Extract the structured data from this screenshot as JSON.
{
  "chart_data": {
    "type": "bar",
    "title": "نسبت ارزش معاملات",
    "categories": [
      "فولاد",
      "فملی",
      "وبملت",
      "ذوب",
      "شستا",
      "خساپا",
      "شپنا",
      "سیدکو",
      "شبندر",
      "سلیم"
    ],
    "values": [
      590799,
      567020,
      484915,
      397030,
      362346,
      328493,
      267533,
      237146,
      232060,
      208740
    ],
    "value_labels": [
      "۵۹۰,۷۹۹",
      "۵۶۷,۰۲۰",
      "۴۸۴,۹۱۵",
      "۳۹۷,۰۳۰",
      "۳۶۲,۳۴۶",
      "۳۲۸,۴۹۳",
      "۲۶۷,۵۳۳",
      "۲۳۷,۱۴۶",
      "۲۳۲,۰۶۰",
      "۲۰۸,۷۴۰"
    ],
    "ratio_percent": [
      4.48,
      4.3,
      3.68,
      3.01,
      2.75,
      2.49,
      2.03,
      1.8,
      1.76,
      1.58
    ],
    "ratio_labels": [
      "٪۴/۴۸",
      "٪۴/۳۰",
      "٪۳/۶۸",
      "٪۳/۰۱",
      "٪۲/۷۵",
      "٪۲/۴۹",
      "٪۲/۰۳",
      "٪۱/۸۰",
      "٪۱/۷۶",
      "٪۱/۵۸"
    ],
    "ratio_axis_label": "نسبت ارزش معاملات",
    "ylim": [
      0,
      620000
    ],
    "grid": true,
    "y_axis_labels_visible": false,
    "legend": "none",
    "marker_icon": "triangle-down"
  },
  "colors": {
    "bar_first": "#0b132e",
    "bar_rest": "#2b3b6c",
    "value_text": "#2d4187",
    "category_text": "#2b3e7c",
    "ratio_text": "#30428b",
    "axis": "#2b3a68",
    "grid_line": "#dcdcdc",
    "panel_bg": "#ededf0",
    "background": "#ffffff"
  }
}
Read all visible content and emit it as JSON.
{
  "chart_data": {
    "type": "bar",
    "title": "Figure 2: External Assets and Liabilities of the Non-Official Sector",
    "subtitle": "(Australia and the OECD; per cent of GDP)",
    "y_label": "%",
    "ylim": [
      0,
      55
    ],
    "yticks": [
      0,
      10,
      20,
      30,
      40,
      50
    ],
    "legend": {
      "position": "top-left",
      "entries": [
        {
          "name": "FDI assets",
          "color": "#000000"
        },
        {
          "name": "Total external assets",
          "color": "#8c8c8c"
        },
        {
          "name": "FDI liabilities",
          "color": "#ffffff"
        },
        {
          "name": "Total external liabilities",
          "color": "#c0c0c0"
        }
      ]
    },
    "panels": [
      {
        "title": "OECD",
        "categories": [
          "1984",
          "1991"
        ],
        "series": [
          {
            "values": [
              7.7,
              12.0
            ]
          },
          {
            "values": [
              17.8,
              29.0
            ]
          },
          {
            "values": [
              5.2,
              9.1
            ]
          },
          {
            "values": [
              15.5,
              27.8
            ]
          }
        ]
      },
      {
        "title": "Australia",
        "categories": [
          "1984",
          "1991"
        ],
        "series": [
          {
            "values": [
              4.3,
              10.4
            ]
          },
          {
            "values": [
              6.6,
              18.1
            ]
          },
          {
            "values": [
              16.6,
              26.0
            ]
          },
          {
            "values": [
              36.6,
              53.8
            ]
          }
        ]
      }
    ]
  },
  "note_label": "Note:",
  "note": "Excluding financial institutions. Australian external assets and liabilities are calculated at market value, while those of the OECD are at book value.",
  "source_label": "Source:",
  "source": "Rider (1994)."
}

___

*WHAT IS BEING ASKED*
Retype the whole listing above exactly.

*EXPECTED OUTPUT*
Extract the structured data from this screenshot as JSON.
{
  "chart_data": {
    "type": "bar",
    "title": "نسبت ارزش معاملات",
    "categories": [
      "فولاد",
      "فملی",
      "وبملت",
      "ذوب",
      "شستا",
      "خساپا",
      "شپنا",
      "سیدکو",
      "شبندر",
      "سلیم"
    ],
    "values": [
      590799,
      567020,
      484915,
      397030,
      362346,
      328493,
      267533,
      237146,
      232060,
      208740
    ],
    "value_labels": [
      "۵۹۰,۷۹۹",
      "۵۶۷,۰۲۰",
      "۴۸۴,۹۱۵",
      "۳۹۷,۰۳۰",
      "۳۶۲,۳۴۶",
      "۳۲۸,۴۹۳",
      "۲۶۷,۵۳۳",
      "۲۳۷,۱۴۶",
      "۲۳۲,۰۶۰",
      "۲۰۸,۷۴۰"
    ],
    "ratio_percent": [
      4.48,
      4.3,
      3.68,
      3.01,
      2.75,
      2.49,
      2.03,
      1.8,
      1.76,
      1.58
    ],
    "ratio_labels": [
      "٪۴/۴۸",
      "٪۴/۳۰",
      "٪۳/۶۸",
      "٪۳/۰۱",
      "٪۲/۷۵",
      "٪۲/۴۹",
      "٪۲/۰۳",
      "٪۱/۸۰",
      "٪۱/۷۶",
      "٪۱/۵۸"
    ],
    "ratio_axis_label": "نسبت ارزش معاملات",
    "ylim": [
      0,
      620000
    ],
    "grid": true,
    "y_axis_labels_visible": false,
    "legend": "none",
    "marker_icon": "triangle-down"
  },
  "colors": {
    "bar_first": "#0b132e",
    "bar_rest": "#2b3b6c",
    "value_text": "#2d4187",
    "category_text": "#2b3e7c",
    "ratio_text": "#30428b",
    "axis": "#2b3a68",
    "grid_line": "#dcdcdc",
    "panel_bg": "#ededf0",
    "background": "#ffffff"
  }
}
Read all visible content and emit it as JSON.
{
  "chart_data": {
    "type": "bar",
    "title": "Figure 2: External Assets and Liabilities of the Non-Official Sector",
    "subtitle": "(Australia and the OECD; per cent of GDP)",
    "y_label": "%",
    "ylim": [
      0,
      55
    ],
    "yticks": [
      0,
      10,
      20,
      30,
      40,
      50
    ],
    "legend": {
      "position": "top-left",
      "entries": [
        {
          "name": "FDI assets",
          "color": "#000000"
        },
        {
          "name": "Total external assets",
          "color": "#8c8c8c"
        },
        {
          "name": "FDI liabilities",
          "color": "#ffffff"
        },
        {
          "name": "Total external liabilities",
          "color": "#c0c0c0"
        }
      ]
    },
    "panels": [
      {
        "title": "OECD",
        "categories": [
          "1984",
          "1991"
        ],
        "series": [
          {
            "values": [
              7.7,
              12.0
            ]
          },
          {
            "values": [
              17.8,
              29.0
            ]
          },
          {
            "values": [
              5.2,
              9.1
            ]
          },
          {
            "values": [
              15.5,
              27.8
            ]
          }
        ]
      },
      {
        "title": "Australia",
        "categories": [
          "1984",
          "1991"
        ],
        "series": [
          {
            "values": [
              4.3,
              10.4
            ]
          },
          {
            "values": [
              6.6,
              18.1
            ]
          },
          {
            "values": [
              16.6,
              26.0
            ]
          },
          {
            "values": [
              36.6,
              53.8
            ]
          }
        ]
      }
    ]
  },
  "note_label": "Note:",
  "note": "Excluding financial institutions. Australian external assets and liabilities are calculated at market value, while those of the OECD are at book value.",
  "source_label": "Source:",
  "source": "Rider (1994)."
}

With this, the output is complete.